GIVEN PROBLEM ▸
Copy out all of the material exactly.

RECORDS PROVIDED ▸

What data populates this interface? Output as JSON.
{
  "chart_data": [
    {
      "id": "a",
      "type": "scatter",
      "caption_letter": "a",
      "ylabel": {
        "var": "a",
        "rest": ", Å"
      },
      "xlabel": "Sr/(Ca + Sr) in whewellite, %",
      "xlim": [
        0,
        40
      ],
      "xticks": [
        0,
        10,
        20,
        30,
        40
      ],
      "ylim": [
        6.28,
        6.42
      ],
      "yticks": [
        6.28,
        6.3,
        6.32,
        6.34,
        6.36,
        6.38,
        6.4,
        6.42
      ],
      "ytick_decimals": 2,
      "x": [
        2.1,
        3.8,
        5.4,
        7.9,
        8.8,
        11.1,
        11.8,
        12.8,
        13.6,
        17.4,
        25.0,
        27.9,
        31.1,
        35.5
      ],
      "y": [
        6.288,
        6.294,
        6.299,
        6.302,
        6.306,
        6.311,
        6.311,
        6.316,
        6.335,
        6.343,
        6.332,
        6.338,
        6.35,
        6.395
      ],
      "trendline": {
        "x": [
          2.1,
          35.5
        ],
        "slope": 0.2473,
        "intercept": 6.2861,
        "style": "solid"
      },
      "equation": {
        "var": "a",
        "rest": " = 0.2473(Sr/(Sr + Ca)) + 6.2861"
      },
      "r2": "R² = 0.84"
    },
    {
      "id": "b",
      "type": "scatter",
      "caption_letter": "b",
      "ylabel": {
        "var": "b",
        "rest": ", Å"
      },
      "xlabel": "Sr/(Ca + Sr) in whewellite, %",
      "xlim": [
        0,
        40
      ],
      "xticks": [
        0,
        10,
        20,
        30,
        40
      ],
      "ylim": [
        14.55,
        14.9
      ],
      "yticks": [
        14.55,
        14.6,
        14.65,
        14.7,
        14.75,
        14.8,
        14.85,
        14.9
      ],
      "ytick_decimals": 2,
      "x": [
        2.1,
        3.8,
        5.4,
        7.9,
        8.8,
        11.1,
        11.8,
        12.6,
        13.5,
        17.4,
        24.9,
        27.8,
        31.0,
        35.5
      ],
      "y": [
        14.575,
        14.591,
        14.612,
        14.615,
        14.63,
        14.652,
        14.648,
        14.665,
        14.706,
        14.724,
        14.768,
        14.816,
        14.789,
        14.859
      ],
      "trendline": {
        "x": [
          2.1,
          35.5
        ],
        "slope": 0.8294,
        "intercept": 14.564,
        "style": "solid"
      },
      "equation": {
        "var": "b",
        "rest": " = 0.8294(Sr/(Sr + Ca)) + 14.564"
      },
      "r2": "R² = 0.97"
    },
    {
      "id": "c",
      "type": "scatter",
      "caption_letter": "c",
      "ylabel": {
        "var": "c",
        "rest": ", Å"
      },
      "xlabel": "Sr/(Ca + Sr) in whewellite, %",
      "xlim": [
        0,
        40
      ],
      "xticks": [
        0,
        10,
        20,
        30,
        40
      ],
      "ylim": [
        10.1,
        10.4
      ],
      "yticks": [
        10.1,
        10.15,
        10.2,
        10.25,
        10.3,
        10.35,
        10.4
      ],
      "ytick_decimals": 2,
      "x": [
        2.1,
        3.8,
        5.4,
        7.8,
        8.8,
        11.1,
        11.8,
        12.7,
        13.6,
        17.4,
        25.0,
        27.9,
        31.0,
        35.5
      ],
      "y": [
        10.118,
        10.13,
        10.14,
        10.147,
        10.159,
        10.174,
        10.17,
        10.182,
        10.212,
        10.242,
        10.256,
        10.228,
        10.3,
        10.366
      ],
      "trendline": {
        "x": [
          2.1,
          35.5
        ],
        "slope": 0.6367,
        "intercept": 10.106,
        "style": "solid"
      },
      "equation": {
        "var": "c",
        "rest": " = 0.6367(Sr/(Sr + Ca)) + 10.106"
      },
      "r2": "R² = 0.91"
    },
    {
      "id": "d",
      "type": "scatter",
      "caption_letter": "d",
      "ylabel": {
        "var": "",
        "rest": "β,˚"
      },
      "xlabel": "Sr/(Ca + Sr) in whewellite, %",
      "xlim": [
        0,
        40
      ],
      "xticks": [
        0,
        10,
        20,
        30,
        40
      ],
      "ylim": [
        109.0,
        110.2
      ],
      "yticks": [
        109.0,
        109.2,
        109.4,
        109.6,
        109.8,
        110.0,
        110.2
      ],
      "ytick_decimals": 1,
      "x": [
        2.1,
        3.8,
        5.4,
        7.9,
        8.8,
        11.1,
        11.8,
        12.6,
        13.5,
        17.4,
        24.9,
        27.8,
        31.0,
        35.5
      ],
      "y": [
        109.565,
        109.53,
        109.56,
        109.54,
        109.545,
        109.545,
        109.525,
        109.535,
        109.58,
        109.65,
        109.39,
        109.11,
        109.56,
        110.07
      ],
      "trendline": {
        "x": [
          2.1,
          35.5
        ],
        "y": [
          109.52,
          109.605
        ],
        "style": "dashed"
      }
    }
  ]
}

ANSWER IN FULL ▸
What data populates this interface? Output as JSON.
{
  "chart_data": [
    {
      "id": "a",
      "type": "scatter",
      "caption_letter": "a",
      "ylabel": {
        "var": "a",
        "rest": ", Å"
      },
      "xlabel": "Sr/(Ca + Sr) in whewellite, %",
      "xlim": [
        0,
        40
      ],
      "xticks": [
        0,
        10,
        20,
        30,
        40
      ],
      "ylim": [
        6.28,
        6.42
      ],
      "yticks": [
        6.28,
        6.3,
        6.32,
        6.34,
        6.36,
        6.38,
        6.4,
        6.42
      ],
      "ytick_decimals": 2,
      "x": [
        2.1,
        3.8,
        5.4,
        7.9,
        8.8,
        11.1,
        11.8,
        12.8,
        13.6,
        17.4,
        25.0,
        27.9,
        31.1,
        35.5
      ],
      "y": [
        6.288,
        6.294,
        6.299,
        6.302,
        6.306,
        6.311,
        6.311,
        6.316,
        6.335,
        6.343,
        6.332,
        6.338,
        6.35,
        6.395
      ],
      "trendline": {
        "x": [
          2.1,
          35.5
        ],
        "slope": 0.2473,
        "intercept": 6.2861,
        "style": "solid"
      },
      "equation": {
        "var": "a",
        "rest": " = 0.2473(Sr/(Sr + Ca)) + 6.2861"
      },
      "r2": "R² = 0.84"
    },
    {
      "id": "b",
      "type": "scatter",
      "caption_letter": "b",
      "ylabel": {
        "var": "b",
        "rest": ", Å"
      },
      "xlabel": "Sr/(Ca + Sr) in whewellite, %",
      "xlim": [
        0,
        40
      ],
      "xticks": [
        0,
        10,
        20,
        30,
        40
      ],
      "ylim": [
        14.55,
        14.9
      ],
      "yticks": [
        14.55,
        14.6,
        14.65,
        14.7,
        14.75,
        14.8,
        14.85,
        14.9
      ],
      "ytick_decimals": 2,
      "x": [
        2.1,
        3.8,
        5.4,
        7.9,
        8.8,
        11.1,
        11.8,
        12.6,
        13.5,
        17.4,
        24.9,
        27.8,
        31.0,
        35.5
      ],
      "y": [
        14.575,
        14.591,
        14.612,
        14.615,
        14.63,
        14.652,
        14.648,
        14.665,
        14.706,
        14.724,
        14.768,
        14.816,
        14.789,
        14.859
      ],
      "trendline": {
        "x": [
          2.1,
          35.5
        ],
        "slope": 0.8294,
        "intercept": 14.564,
        "style": "solid"
      },
      "equation": {
        "var": "b",
        "rest": " = 0.8294(Sr/(Sr + Ca)) + 14.564"
      },
      "r2": "R² = 0.97"
    },
    {
      "id": "c",
      "type": "scatter",
      "caption_letter": "c",
      "ylabel": {
        "var": "c",
        "rest": ", Å"
      },
      "xlabel": "Sr/(Ca + Sr) in whewellite, %",
      "xlim": [
        0,
        40
      ],
      "xticks": [
        0,
        10,
        20,
        30,
        40
      ],
      "ylim": [
        10.1,
        10.4
      ],
      "yticks": [
        10.1,
        10.15,
        10.2,
        10.25,
        10.3,
        10.35,
        10.4
      ],
      "ytick_decimals": 2,
      "x": [
        2.1,
        3.8,
        5.4,
        7.8,
        8.8,
        11.1,
        11.8,
        12.7,
        13.6,
        17.4,
        25.0,
        27.9,
        31.0,
        35.5
      ],
      "y": [
        10.118,
        10.13,
        10.14,
        10.147,
        10.159,
        10.174,
        10.17,
        10.182,
        10.212,
        10.242,
        10.256,
        10.228,
        10.3,
        10.366
      ],
      "trendline": {
        "x": [
          2.1,
          35.5
        ],
        "slope": 0.6367,
        "intercept": 10.106,
        "style": "solid"
      },
      "equation": {
        "var": "c",
        "rest": " = 0.6367(Sr/(Sr + Ca)) + 10.106"
      },
      "r2": "R² = 0.91"
    },
    {
      "id": "d",
      "type": "scatter",
      "caption_letter": "d",
      "ylabel": {
        "var": "",
        "rest": "β,˚"
      },
      "xlabel": "Sr/(Ca + Sr) in whewellite, %",
      "xlim": [
        0,
        40
      ],
      "xticks": [
        0,
        10,
        20,
        30,
        40
      ],
      "ylim": [
        109.0,
        110.2
      ],
      "yticks": [
        109.0,
        109.2,
        109.4,
        109.6,
        109.8,
        110.0,
        110.2
      ],
      "ytick_decimals": 1,
      "x": [
        2.1,
        3.8,
        5.4,
        7.9,
        8.8,
        11.1,
        11.8,
        12.6,
        13.5,
        17.4,
        24.9,
        27.8,
        31.0,
        35.5
      ],
      "y": [
        109.565,
        109.53,
        109.56,
        109.54,
        109.545,
        109.545,
        109.525,
        109.535,
        109.58,
        109.65,
        109.39,
        109.11,
        109.56,
        110.07
      ],
      "trendline": {
        "x": [
          2.1,
          35.5
        ],
        "y": [
          109.52,
          109.605
        ],
        "style": "dashed"
      }
    }
  ]
}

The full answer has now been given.